§ **Problem statement**
Output the lines of the records from the one containing "Read this page and output its text content." through the last, both ends included. Leave pictures out.

§ **Dataset items**
★ ★ ★
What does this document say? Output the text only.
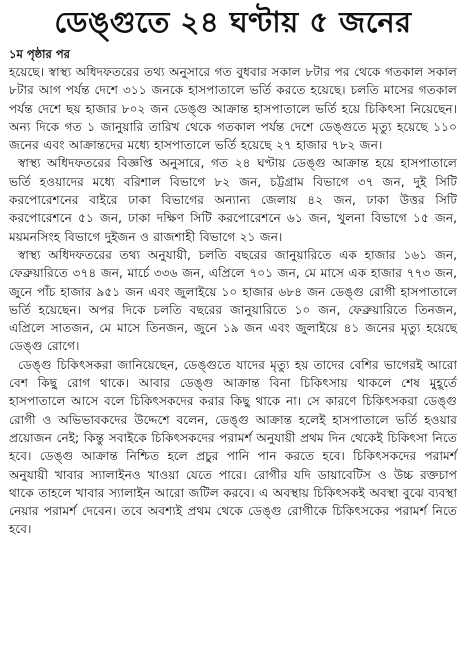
ডেঙ্গুতে ২৪ ঘণ্টায় ৫ জনের
১ম পৃষ্ঠার পর

হয়েছে। স্বাস্থ্য অধিদফতরের তথ্য অনুসারে গত বুধবার সকাল ৮টার পর থেকে গতকাল সকাল ৮টার আগ পর্যন্ত দেশে ৩১১ জনকে হাসপাতালে ভর্তি করতে হয়েছে। চলতি মাসের গতকাল পর্যন্ত দেশে ছয় হাজার ৮০২ জন ডেঙ্গু আক্রান্ত হাসপাতালে ভর্তি হয়ে চিকিৎসা নিয়েছেন। অন্য দিকে গত ১ জানুয়ারি তারিখ থেকে গতকাল পর্যন্ত দেশে ডেঙ্গুতে মৃত্যু হয়েছে ১১০ জনের এবং আক্রান্তদের মধ্যে হাসপাতালে ভর্তি হয়েছে ২৭ হাজার ৭৮২ জন।

স্বাস্থ্য অধিদফতরের বিজ্ঞপ্তি অনুসারে, গত ২৪ ঘণ্টায় ডেঙ্গু আক্রান্ত হয়ে হাসপাতালে ভর্তি হওয়াদের মধ্যে বরিশাল বিভাগে ৮২ জন, চট্টগ্রাম বিভাগে ৩৭ জন, দুই সিটি করপোরেশনের বাইরে ঢাকা বিভাগের অন্যান্য জেলায় ৪২ জন, ঢাকা উত্তর সিটি করপোরেশনে ৫১ জন, ঢাকা দক্ষিণ সিটি করপোরেশনে ৬১ জন, খুলনা বিভাগে ১৫ জন, ময়মনসিংহ বিভাগে দুইজন ও রাজশাহী বিভাগে ২১ জন।

স্বাস্থ্য অধিদফতরের তথ্য অনুযায়ী, চলতি বছরের জানুয়ারিতে এক হাজার ১৬১ জন, ফেব্রুয়ারিতে ৩৭৪ জন, মার্চে ৩৩৬ জন, এপ্রিলে ৭০১ জন, মে মাসে এক হাজার ৭৭৩ জন, জুনে পাঁচ হাজার ৯৫১ জন এবং জুলাইয়ে ১০ হাজার ৬৮৪ জন ডেঙ্গু রোগী হাসপাতালে ভর্তি হয়েছেন। অপর দিকে চলতি বছরের জানুয়ারিতে ১০ জন, ফেব্রুয়ারিতে তিনজন, এপ্রিলে সাতজন, মে মাসে তিনজন, জুনে ১৯ জন এবং জুলাইয়ে ৪১ জনের মৃত্যু হয়েছে ডেঙ্গু রোগে।

ডেঙ্গু চিকিৎসকরা জানিয়েছেন, ডেঙ্গুতে যাদের মৃত্যু হয় তাদের বেশির ভাগেরই আরো বেশ কিছু রোগ থাকে। আবার ডেঙ্গু আক্রান্ত বিনা চিকিৎসায় থাকলে শেষ মুহূর্তে হাসপাতালে আসে বলে চিকিৎসকদের করার কিছু থাকে না। সে কারণে চিকিৎসকরা ডেঙ্গু রোগী ও অভিভাবকদের উদ্দেশে বলেন, ডেঙ্গু আক্রান্ত হলেই হাসপাতালে ভর্তি হওয়ার প্রয়োজন নেই; কিন্তু সবাইকে চিকিৎসকদের পরামর্শ অনুযায়ী প্রথম দিন থেকেই চিকিৎসা নিতে হবে। ডেঙ্গু আক্রান্ত নিশ্চিত হলে প্রচুর পানি পান করতে হবে। চিকিৎসকদের পরামর্শ অনুযায়ী খাবার স্যালাইনও খাওয়া যেতে পারে। রোগীর যদি ডায়াবেটিস ও উচ্চ রক্তচাপ থাকে তাহলে খাবার স্যালাইন আরো জটিল করবে। এ অবস্থায় চিকিৎসকই অবস্থা বুঝে ব্যবস্থা নেয়ার পরামর্শ দেবেন। তবে অবশ্যই প্রথম থেকে ডেঙ্গু রোগীকে চিকিৎসকের পরামর্শ নিতে হবে।
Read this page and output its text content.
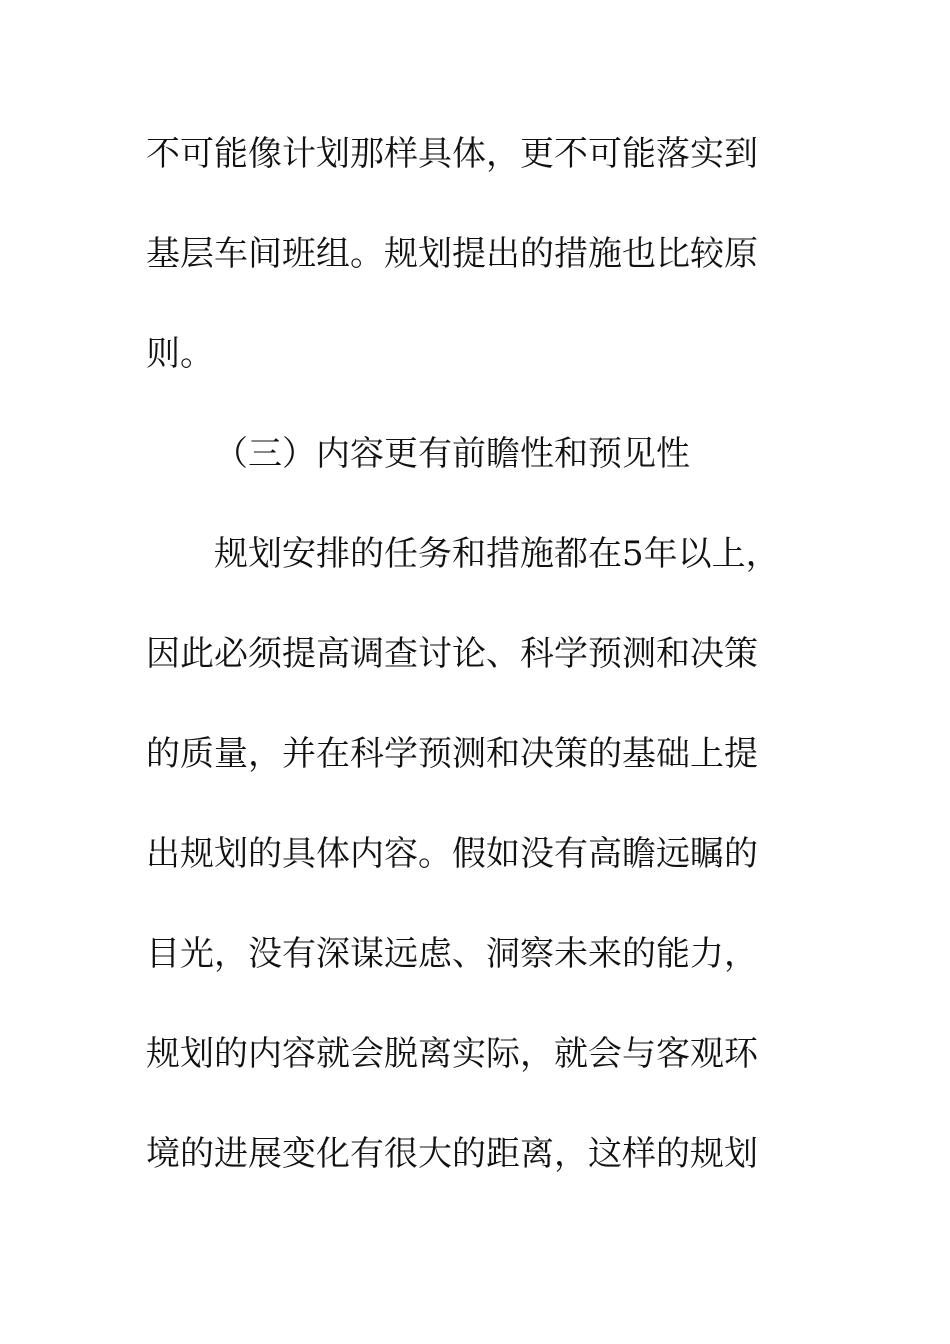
不可能像计划那样具体，更不可能落实到
基层车间班组。规划提出的措施也比较原
则。
（三）内容更有前瞻性和预见性
规划安排的任务和措施都在5年以上，
因此必须提高调查讨论、科学预测和决策
的质量，并在科学预测和决策的基础上提
出规划的具体内容。假如没有高瞻远瞩的
目光，没有深谋远虑、洞察未来的能力，
规划的内容就会脱离实际，就会与客观环
境的进展变化有很大的距离，这样的规划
★ ★ ★
§ **Exercise solution**
Read this page and output its text content.
不可能像计划那样具体，更不可能落实到
基层车间班组。规划提出的措施也比较原
则。
（三）内容更有前瞻性和预见性
规划安排的任务和措施都在5年以上，
因此必须提高调查讨论、科学预测和决策
的质量，并在科学预测和决策的基础上提
出规划的具体内容。假如没有高瞻远瞩的
目光，没有深谋远虑、洞察未来的能力，
规划的内容就会脱离实际，就会与客观环
境的进展变化有很大的距离，这样的规划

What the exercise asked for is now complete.